• **Written task**
Don't copy the pictures; return every other part of the records exactly.

• **Input data**
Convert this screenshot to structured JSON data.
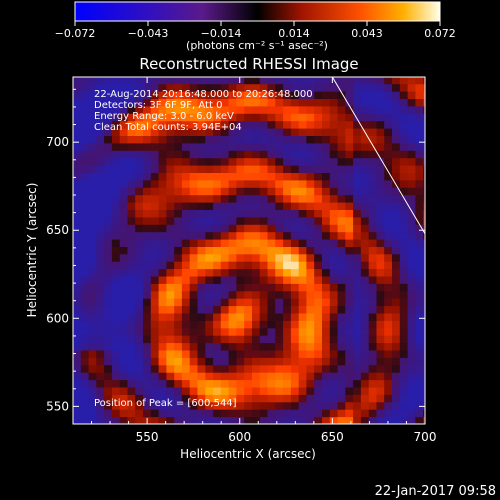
{
  "chart_data": {
    "type": "heatmap",
    "title": "Reconstructed RHESSI Image",
    "xlabel": "Heliocentric X (arcsec)",
    "ylabel": "Heliocentric Y (arcsec)",
    "xlim": [
      510,
      700
    ],
    "ylim": [
      540,
      737
    ],
    "x_ticks": [
      "550",
      "600",
      "650",
      "700"
    ],
    "y_ticks": [
      "550",
      "600",
      "650",
      "700"
    ],
    "colorbar": {
      "range": [
        -0.072,
        0.072
      ],
      "ticks": [
        "−0.072",
        "−0.043",
        "−0.014",
        "0.014",
        "0.043",
        "0.072"
      ],
      "units_label": "(photons cm⁻² s⁻¹ asec⁻²)"
    },
    "annotations": [
      "22-Aug-2014 20:16:48.000 to 20:26:48.000",
      "Detectors: 3F 6F 9F, Att 0",
      "Energy Range: 3.0 - 6.0 keV",
      "Clean    Total counts: 3.94E+04"
    ],
    "peak_label": "Position of Peak = [600,544]",
    "peak": [
      600,
      544
    ],
    "limb_line": [
      [
        650,
        737
      ],
      [
        700,
        648
      ]
    ],
    "colors": {
      "low": "#0000ff",
      "mid_low": "#7a2a9e",
      "zero": "#000000",
      "mid": "#c81e00",
      "high": "#ff9a00",
      "max": "#ffffe0"
    }
  },
  "footer": {
    "timestamp": "22-Jan-2017 09:58"
  }
}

• **Solution for this problem**
Convert this screenshot to structured JSON data.
{
  "chart_data": {
    "type": "heatmap",
    "title": "Reconstructed RHESSI Image",
    "xlabel": "Heliocentric X (arcsec)",
    "ylabel": "Heliocentric Y (arcsec)",
    "xlim": [
      510,
      700
    ],
    "ylim": [
      540,
      737
    ],
    "x_ticks": [
      "550",
      "600",
      "650",
      "700"
    ],
    "y_ticks": [
      "550",
      "600",
      "650",
      "700"
    ],
    "colorbar": {
      "range": [
        -0.072,
        0.072
      ],
      "ticks": [
        "−0.072",
        "−0.043",
        "−0.014",
        "0.014",
        "0.043",
        "0.072"
      ],
      "units_label": "(photons cm⁻² s⁻¹ asec⁻²)"
    },
    "annotations": [
      "22-Aug-2014 20:16:48.000 to 20:26:48.000",
      "Detectors: 3F 6F 9F, Att 0",
      "Energy Range: 3.0 - 6.0 keV",
      "Clean    Total counts: 3.94E+04"
    ],
    "peak_label": "Position of Peak = [600,544]",
    "peak": [
      600,
      544
    ],
    "limb_line": [
      [
        650,
        737
      ],
      [
        700,
        648
      ]
    ],
    "colors": {
      "low": "#0000ff",
      "mid_low": "#7a2a9e",
      "zero": "#000000",
      "mid": "#c81e00",
      "high": "#ff9a00",
      "max": "#ffffe0"
    }
  },
  "footer": {
    "timestamp": "22-Jan-2017 09:58"
  }
}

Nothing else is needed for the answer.